* **CONSEGNA**
Nel testo sull'accesso alle nuove terapie per l'epatite C, riscrivi come elenco puntato il paragrafo che inizia con «Marina Rizzica, che lavora», conservandone i fatti principali.

* **TESTO IN ESAME**
::::::

06 FEB - Le enormi difformità regionali nell’accesso alle terapie che riguardano i criteri di individuazione, la tempistica e il monitoraggio. Criticità da affrontare con urgenza, come hanno sottolineato tutti gli interventi che si sono succeduti nel corso del dibattito relativoall’ Indagine civica sull’accesso alle nuove terapie per il trattamento dell’epatite C, presentata oggi dal Coordinamento nazionale delle associazioni dei malati cronici (CnAMC)-Cittadinanzattiva in collaborazione con EpaC onlus presso la  presso la Sala della Mercede di Palazzo Marini a Roma.

“Bisogna intervenire sul profilo organizzativo – ha sottolineato Ivan Gardini, presidente di EpaC onlus – perché molto strutture sono regolate da accordi verbali e ciò è inaccettabile. Altro nervo scoperto da segnalare è la carenza di specializzandi e borsisti, che risultano assenti nel 63% dei casi”. La mancanza di uniformità territoriale e quindi l’impossibilità di produrre interventi omogenei genera grosse storture, “per esempio ci sono tre centri specializzati – ha osservato – che hanno effettuato zero triplici terapie. Nel complesso è necessaria una tempestività migliore per il reperimento di farmaci”.

Il problema delle differenze tra le regioni “è un fenomeno assolutamente inaccettabile – ha tuonato Antonio Gasbarrini, direttore dell’Unità operativa complessa di Medicina Interna e Gastroenterologia al Policlinico Gemelli – In questo modo ogni realtà utilizza diverse modalità di trattamento, con evidenti effetti negativi. Altro aspetto che pesa come un macigno è quello legato alle nuove Linee guida americane, che varranno per tutti, in cui si sconsiglia esplicitamente l’utilizzo dei vecchi farmaci anche con i pazienti meno gravi. E’ quindi in atto una vera e propria rivoluzione che probabilmente spazzerà via il vecchio lavoro in termini di terapie. Si tratta di un nodo apertissimo, che impone una riflessione approfondita e articolata”.

Il tema delle nuove Linee guida a stelle e strisce è quindi dirimente. “In Italia la salute è concepita come un diritto, negli Stati Uniti invece è considerata un bene e come tale è acquistabile – ha ragionato Pierangelo Rovere, direttore dell’Unità operativa di Malattie Infettive a Legnago – Questa differenza va sottolineata con decisione. Per quanto concerne la nostra realtà, a livello di farmaci, il problema essenziale deriva dalla deregulation che incide ovviamente anche sugli antivirali diretti”.

Altro particolarità italiana è che “la ricerca sui farmaci è pagata dall’industria – ha spiegato Andrea Messori, Hta per la Regione Toscana – mentre quella sui dispositivi medici è finanziata dallo Stato, con le ovvie ricadute in termini di costi sul Ssn che invece andrebbe sgravato da questa spesa. A livello sistemico, bisogna evitare che tutte le criticità ricadano sugli ospedali, cercando di costruire un approccio che sia trasversale a epatologia, oncologia e cardiologia”.

Marina Rizzica, che lavora nell’area scientifico-culturale delle Malattie infettive per la Sifo, ha evidenziato le problematiche connesse “al costo enorme dei farmaci, con l’emersione di enormi difficoltà in termini di budget. Servono ragionamenti più articolati nell’ottica di una misurazione di costi e benefici. E nuovi criteri vanno elaborati anche per l’individuazione dei centri erogatori. Quelli attuali sono anomali e determinano situazioni paradossali: ci sono strutture non riconosciute con tantissime unità all’interno e altre che hanno ottenuto il riconoscimento in cui il personale è carente”.

::::::

* **Record archiviati**
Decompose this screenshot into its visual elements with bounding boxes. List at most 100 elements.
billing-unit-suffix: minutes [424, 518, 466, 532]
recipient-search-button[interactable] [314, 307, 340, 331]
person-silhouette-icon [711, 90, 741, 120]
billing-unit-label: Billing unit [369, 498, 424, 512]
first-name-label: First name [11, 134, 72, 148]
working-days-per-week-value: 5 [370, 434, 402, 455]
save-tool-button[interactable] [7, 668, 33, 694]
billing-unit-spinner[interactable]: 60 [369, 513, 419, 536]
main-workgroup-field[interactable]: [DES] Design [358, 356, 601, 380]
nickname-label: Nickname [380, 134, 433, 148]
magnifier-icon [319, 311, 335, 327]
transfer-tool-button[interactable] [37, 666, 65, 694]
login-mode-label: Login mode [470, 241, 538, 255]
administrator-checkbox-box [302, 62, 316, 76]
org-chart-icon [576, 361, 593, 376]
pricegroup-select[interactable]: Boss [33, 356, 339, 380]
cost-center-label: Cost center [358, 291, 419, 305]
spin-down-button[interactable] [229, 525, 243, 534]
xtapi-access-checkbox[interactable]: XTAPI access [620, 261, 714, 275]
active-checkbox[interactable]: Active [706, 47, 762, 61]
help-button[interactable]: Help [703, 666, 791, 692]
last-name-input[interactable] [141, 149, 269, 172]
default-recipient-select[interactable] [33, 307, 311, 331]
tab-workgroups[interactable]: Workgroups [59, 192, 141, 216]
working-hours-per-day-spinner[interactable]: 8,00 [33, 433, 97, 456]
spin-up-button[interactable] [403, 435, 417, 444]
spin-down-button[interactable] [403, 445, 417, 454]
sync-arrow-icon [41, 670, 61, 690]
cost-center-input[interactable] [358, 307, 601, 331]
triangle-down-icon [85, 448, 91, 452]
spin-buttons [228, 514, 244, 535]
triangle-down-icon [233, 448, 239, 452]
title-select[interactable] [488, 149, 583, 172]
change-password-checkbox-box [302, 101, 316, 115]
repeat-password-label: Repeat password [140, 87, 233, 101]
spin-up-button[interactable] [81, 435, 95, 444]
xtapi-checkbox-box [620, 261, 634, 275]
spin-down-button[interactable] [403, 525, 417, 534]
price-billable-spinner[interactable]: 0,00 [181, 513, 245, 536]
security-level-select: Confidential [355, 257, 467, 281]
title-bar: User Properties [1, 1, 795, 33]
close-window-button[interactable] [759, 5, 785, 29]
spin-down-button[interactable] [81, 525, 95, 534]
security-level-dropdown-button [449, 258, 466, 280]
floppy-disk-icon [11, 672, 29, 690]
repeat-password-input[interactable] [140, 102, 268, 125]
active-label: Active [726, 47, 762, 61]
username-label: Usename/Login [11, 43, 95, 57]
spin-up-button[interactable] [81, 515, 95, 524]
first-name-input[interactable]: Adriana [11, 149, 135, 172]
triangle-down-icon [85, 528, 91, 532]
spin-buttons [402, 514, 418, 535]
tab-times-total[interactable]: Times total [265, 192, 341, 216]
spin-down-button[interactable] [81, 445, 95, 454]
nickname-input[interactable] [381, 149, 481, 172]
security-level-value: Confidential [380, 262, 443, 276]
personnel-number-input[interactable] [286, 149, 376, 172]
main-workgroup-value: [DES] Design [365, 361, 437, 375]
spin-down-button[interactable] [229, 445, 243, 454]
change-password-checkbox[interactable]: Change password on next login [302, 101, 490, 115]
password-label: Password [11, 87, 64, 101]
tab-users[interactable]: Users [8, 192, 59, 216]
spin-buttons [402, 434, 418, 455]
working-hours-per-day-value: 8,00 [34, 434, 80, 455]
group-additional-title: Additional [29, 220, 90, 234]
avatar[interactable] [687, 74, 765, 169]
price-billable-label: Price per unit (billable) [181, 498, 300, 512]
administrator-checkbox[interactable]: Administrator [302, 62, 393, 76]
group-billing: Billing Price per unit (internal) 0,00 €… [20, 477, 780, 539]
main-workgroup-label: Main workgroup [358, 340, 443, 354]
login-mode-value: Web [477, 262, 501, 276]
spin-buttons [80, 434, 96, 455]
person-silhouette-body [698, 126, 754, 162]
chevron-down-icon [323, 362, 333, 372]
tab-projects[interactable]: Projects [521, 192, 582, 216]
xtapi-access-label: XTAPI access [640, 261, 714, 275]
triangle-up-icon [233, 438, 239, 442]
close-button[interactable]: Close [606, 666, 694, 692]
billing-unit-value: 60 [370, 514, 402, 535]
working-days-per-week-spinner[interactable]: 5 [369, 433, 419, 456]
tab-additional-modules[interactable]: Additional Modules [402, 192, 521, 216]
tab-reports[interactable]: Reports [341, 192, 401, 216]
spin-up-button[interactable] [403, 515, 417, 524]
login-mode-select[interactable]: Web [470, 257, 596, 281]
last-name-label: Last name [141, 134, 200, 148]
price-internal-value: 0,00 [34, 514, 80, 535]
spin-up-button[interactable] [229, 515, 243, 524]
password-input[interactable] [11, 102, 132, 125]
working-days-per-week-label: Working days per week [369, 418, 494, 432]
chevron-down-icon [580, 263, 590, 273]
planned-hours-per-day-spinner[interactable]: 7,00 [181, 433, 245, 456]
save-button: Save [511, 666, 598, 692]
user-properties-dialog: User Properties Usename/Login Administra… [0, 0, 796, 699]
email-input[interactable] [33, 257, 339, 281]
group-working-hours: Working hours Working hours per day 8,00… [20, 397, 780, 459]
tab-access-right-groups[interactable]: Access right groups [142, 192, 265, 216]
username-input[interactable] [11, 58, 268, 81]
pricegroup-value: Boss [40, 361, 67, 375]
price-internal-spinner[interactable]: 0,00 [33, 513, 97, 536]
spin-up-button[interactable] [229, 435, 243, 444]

::::::

* **RISULTATO**
- Marina Rizzica lavora nell'area scientifico-culturale delle Malattie infettive per la Sifo.
- Ha evidenziato i problemi legati al costo enorme dei farmaci, che genera grandi difficoltà di budget.
- Servono ragionamenti più articolati, orientati alla misurazione di costi e benefici.
- Vanno elaborati nuovi criteri anche per individuare i centri erogatori.
- I criteri attuali sono anomali e creano situazioni paradossali. Alcune strutture non riconosciute hanno moltissime unità al loro interno, mentre altre strutture riconosciute hanno personale carente.